TASK DIRECTIONS »
Reproduce the records below in full and without edits, omitting images.

Saved entries
——————

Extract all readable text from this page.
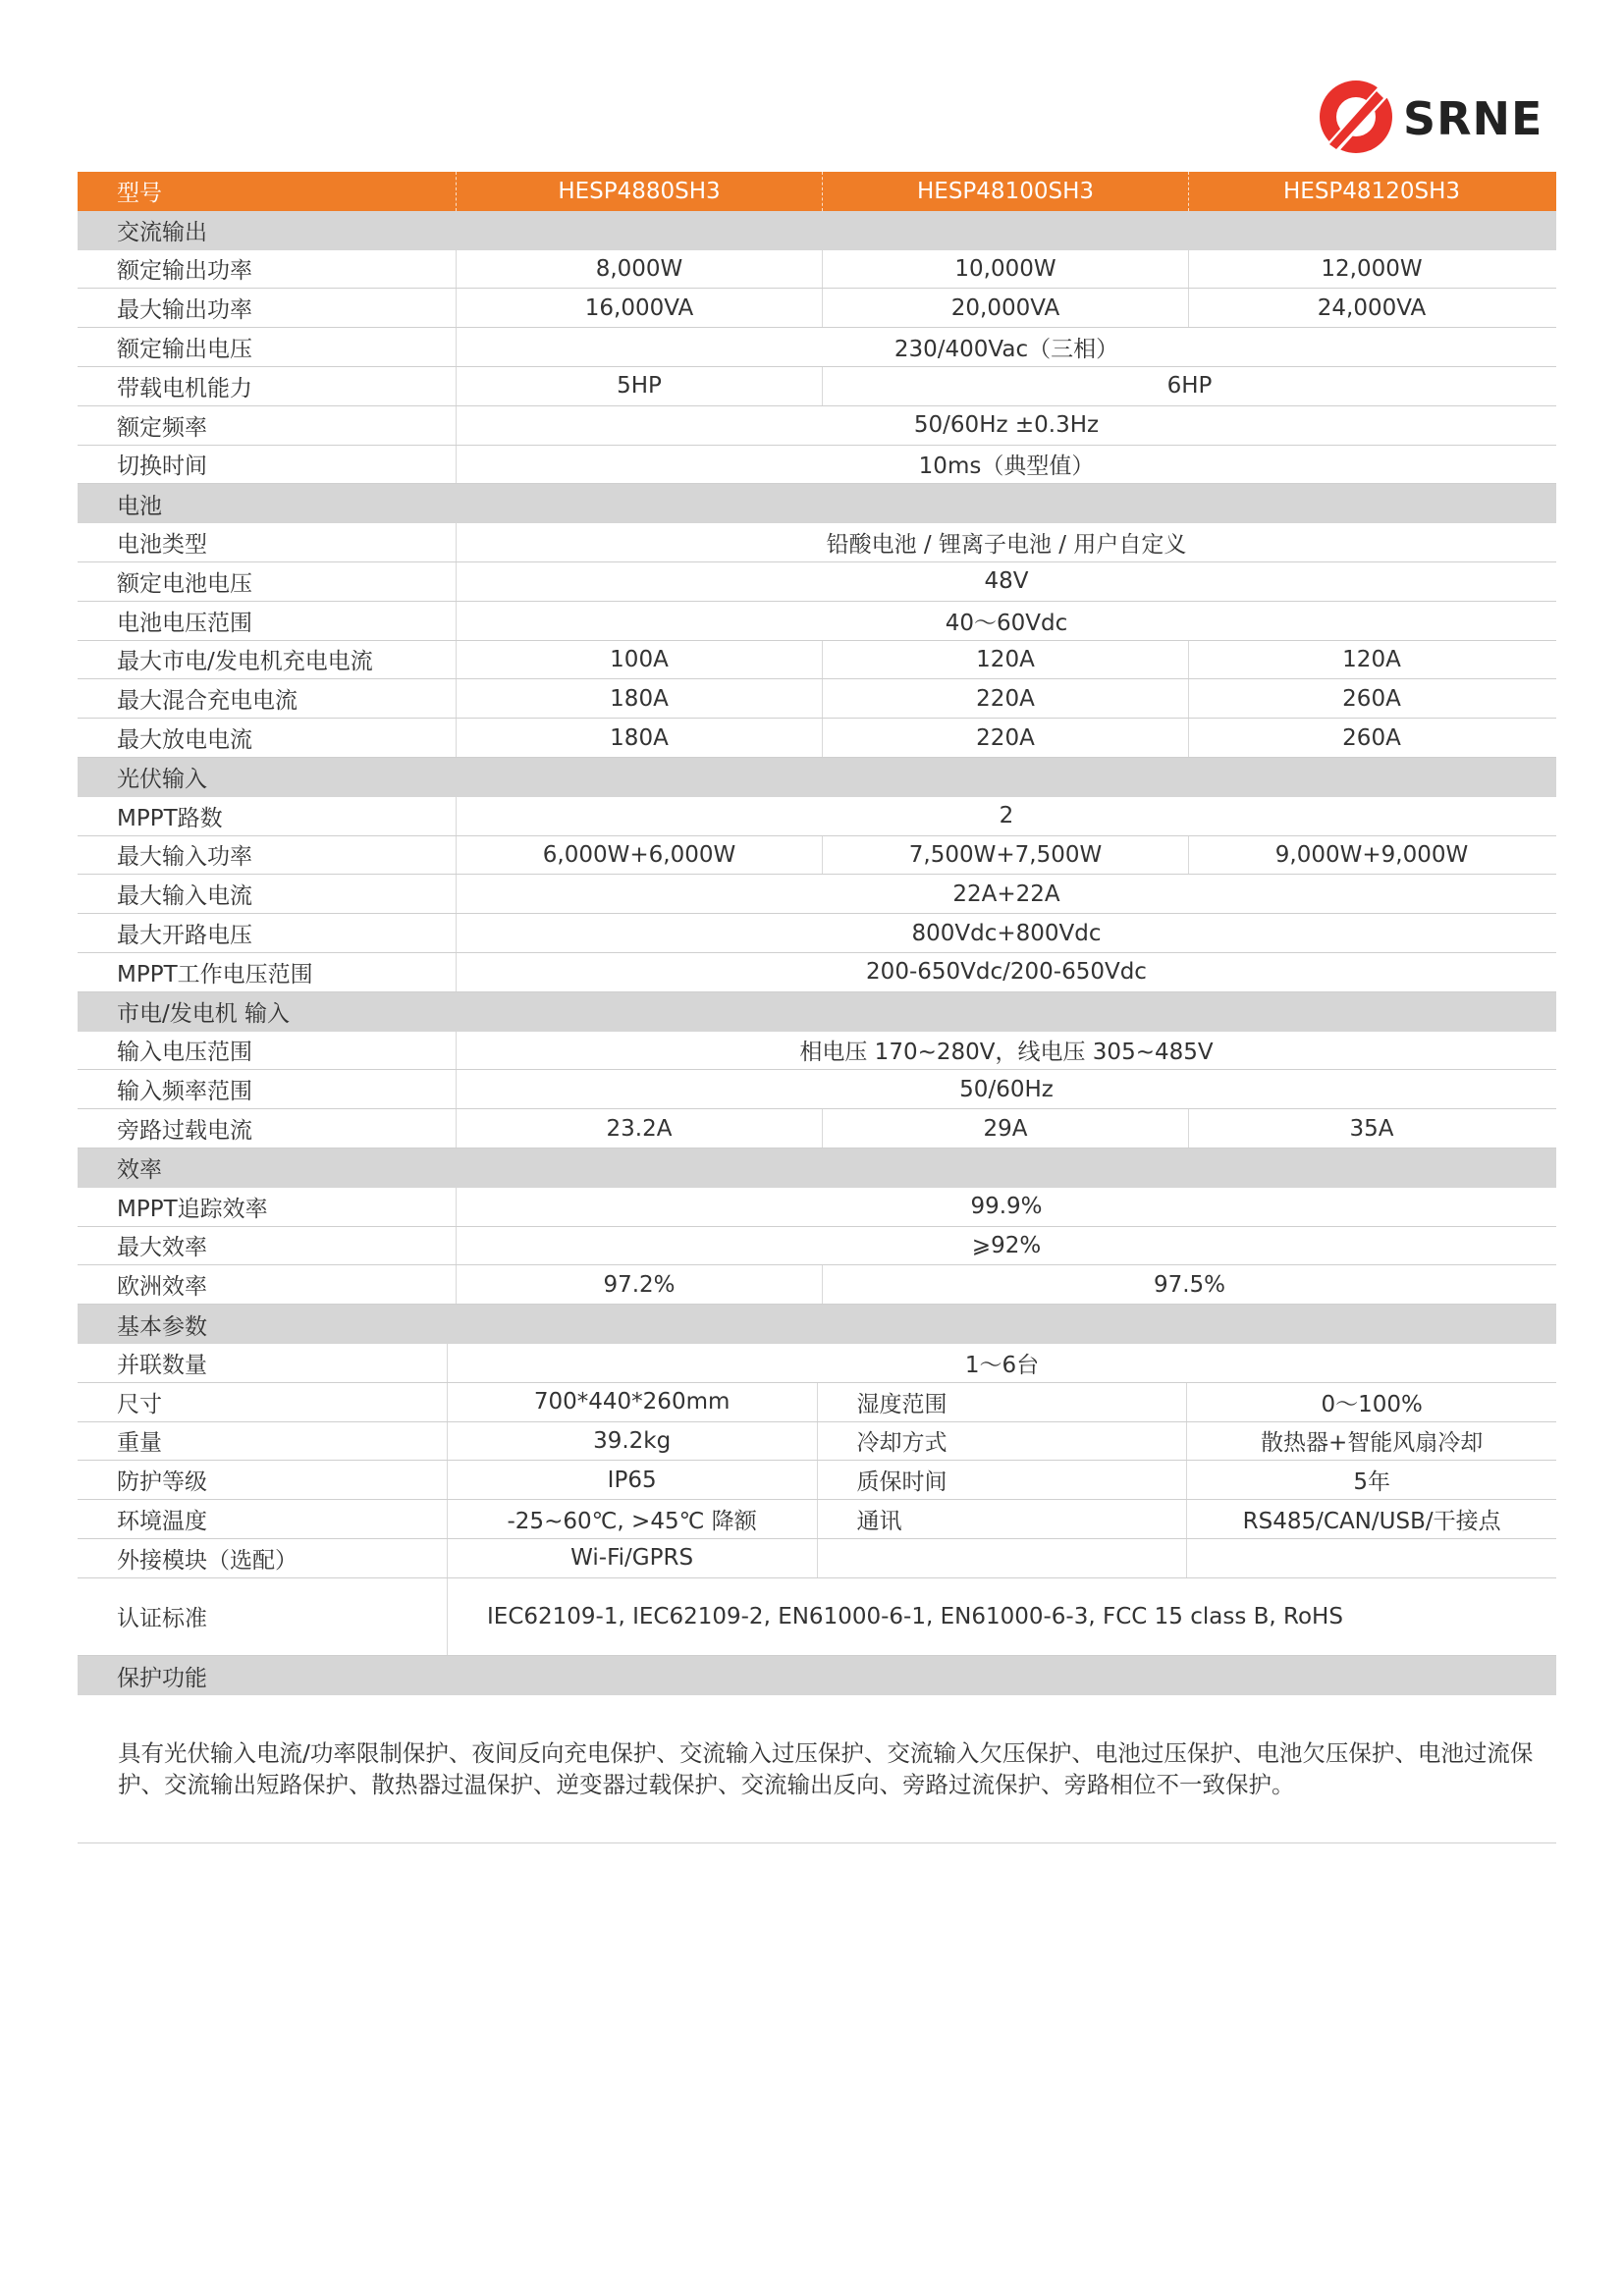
SRNE
型号	HESP4880SH3	HESP48100SH3	HESP48120SH3
交流输出
额定输出功率	8,000W	10,000W	12,000W
最大输出功率	16,000VA	20,000VA	24,000VA
额定输出电压	230/400Vac（三相）
带载电机能力	5HP	6HP
额定频率	50/60Hz ±0.3Hz
切换时间	10ms（典型值）
电池
电池类型	铅酸电池 / 锂离子电池 / 用户自定义
额定电池电压	48V
电池电压范围	40～60Vdc
最大市电/发电机充电电流	100A	120A	120A
最大混合充电电流	180A	220A	260A
最大放电电流	180A	220A	260A
光伏输入
MPPT路数	2
最大输入功率	6,000W+6,000W	7,500W+7,500W	9,000W+9,000W
最大输入电流	22A+22A
最大开路电压	800Vdc+800Vdc
MPPT工作电压范围	200-650Vdc/200-650Vdc
市电/发电机 输入
输入电压范围	相电压 170~280V，线电压 305~485V
输入频率范围	50/60Hz
旁路过载电流	23.2A	29A	35A
效率
MPPT追踪效率	99.9%
最大效率	⩾92%
欧洲效率	97.2%	97.5%
基本参数
并联数量	1～6台
尺寸	700*440*260mm	湿度范围	0～100%
重量	39.2kg	冷却方式	散热器+智能风扇冷却
防护等级	IP65	质保时间	5年
环境温度	-25~60℃, >45℃ 降额	通讯	RS485/CAN/USB/干接点
外接模块（选配）	Wi-Fi/GPRS
认证标准	IEC62109-1, IEC62109-2, EN61000-6-1, EN61000-6-3, FCC 15 class B, RoHS
保护功能
具有光伏输入电流/功率限制保护、夜间反向充电保护、交流输入过压保护、交流输入欠压保护、电池过压保护、电池欠压保护、电池过流保护、交流输出短路保护、散热器过温保护、逆变器过载保护、交流输出反向、旁路过流保护、旁路相位不一致保护。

——————

EXPECTED OUTPUT »
Extract all readable text from this page.
SRNE
型号	HESP4880SH3	HESP48100SH3	HESP48120SH3
交流输出
额定输出功率	8,000W	10,000W	12,000W
最大输出功率	16,000VA	20,000VA	24,000VA
额定输出电压	230/400Vac（三相）
带载电机能力	5HP	6HP
额定频率	50/60Hz ±0.3Hz
切换时间	10ms（典型值）
电池
电池类型	铅酸电池 / 锂离子电池 / 用户自定义
额定电池电压	48V
电池电压范围	40～60Vdc
最大市电/发电机充电电流	100A	120A	120A
最大混合充电电流	180A	220A	260A
最大放电电流	180A	220A	260A
光伏输入
MPPT路数	2
最大输入功率	6,000W+6,000W	7,500W+7,500W	9,000W+9,000W
最大输入电流	22A+22A
最大开路电压	800Vdc+800Vdc
MPPT工作电压范围	200-650Vdc/200-650Vdc
市电/发电机 输入
输入电压范围	相电压 170~280V，线电压 305~485V
输入频率范围	50/60Hz
旁路过载电流	23.2A	29A	35A
效率
MPPT追踪效率	99.9%
最大效率	⩾92%
欧洲效率	97.2%	97.5%
基本参数
并联数量	1～6台
尺寸	700*440*260mm	湿度范围	0～100%
重量	39.2kg	冷却方式	散热器+智能风扇冷却
防护等级	IP65	质保时间	5年
环境温度	-25~60℃, >45℃ 降额	通讯	RS485/CAN/USB/干接点
外接模块（选配）	Wi-Fi/GPRS
认证标准	IEC62109-1, IEC62109-2, EN61000-6-1, EN61000-6-3, FCC 15 class B, RoHS
保护功能
具有光伏输入电流/功率限制保护、夜间反向充电保护、交流输入过压保护、交流输入欠压保护、电池过压保护、电池欠压保护、电池过流保护、交流输出短路保护、散热器过温保护、逆变器过载保护、交流输出反向、旁路过流保护、旁路相位不一致保护。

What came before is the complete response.